▸ **Problem description**
State how many lines of the entries hold the string "муниципального", and nothing more.

▸ **Recorded data**
┏━━

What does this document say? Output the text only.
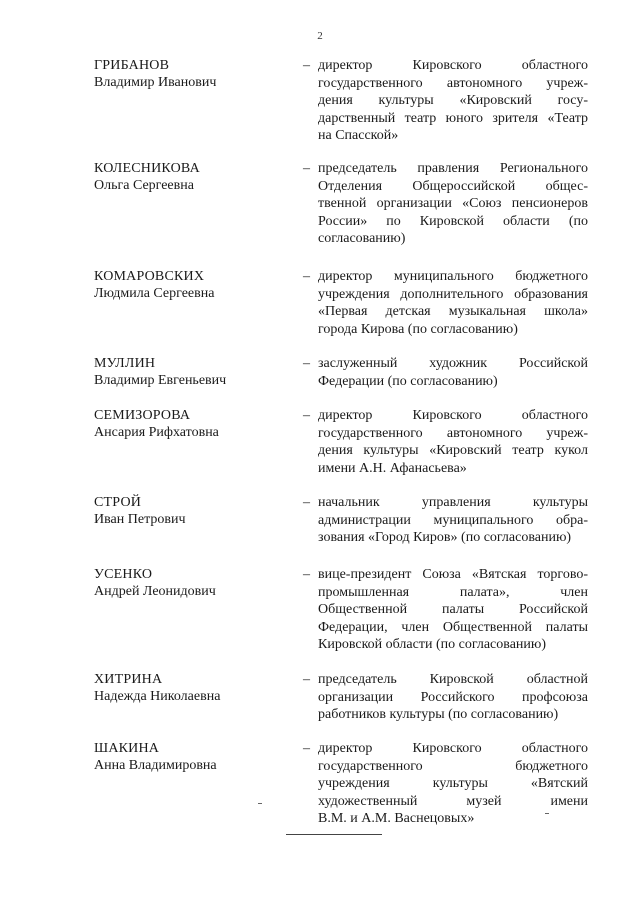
2
ГРИБАНОВ
Владимир Иванович
– директор Кировского областного
государственного автономного учреж-
дения культуры «Кировский госу-
дарственный театр юного зрителя «Театр
на Спасской»
КОЛЕСНИКОВА
Ольга Сергеевна
– председатель правления Регионального
Отделения Общероссийской общес-
твенной организации «Союз пенсионеров
России» по Кировской области (по
согласованию)
КОМАРОВСКИХ
Людмила Сергеевна
– директор муниципального бюджетного
учреждения дополнительного образования
«Первая детская музыкальная школа»
города Кирова (по согласованию)
МУЛЛИН
Владимир Евгеньевич
– заслуженный художник Российской
Федерации (по согласованию)
СЕМИЗОРОВА
Ансария Рифхатовна
– директор Кировского областного
государственного автономного учреж-
дения культуры «Кировский театр кукол
имени А.Н. Афанасьева»
СТРОЙ
Иван Петрович
– начальник управления культуры
администрации муниципального обра-
зования «Город Киров» (по согласованию)
УСЕНКО
Андрей Леонидович
– вице-президент Союза «Вятская торгово-
промышленная палата», член
Общественной палаты Российской
Федерации, член Общественной палаты
Кировской области (по согласованию)
ХИТРИНА
Надежда Николаевна
– председатель Кировской областной
организации Российского профсоюза
работников культуры (по согласованию)
ШАКИНА
Анна Владимировна
– директор Кировского областного
государственного бюджетного
учреждения культуры «Вятский
художественный музей имени
В.М. и А.М. Васнецовых»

┗━━

▸ **Final answer**
2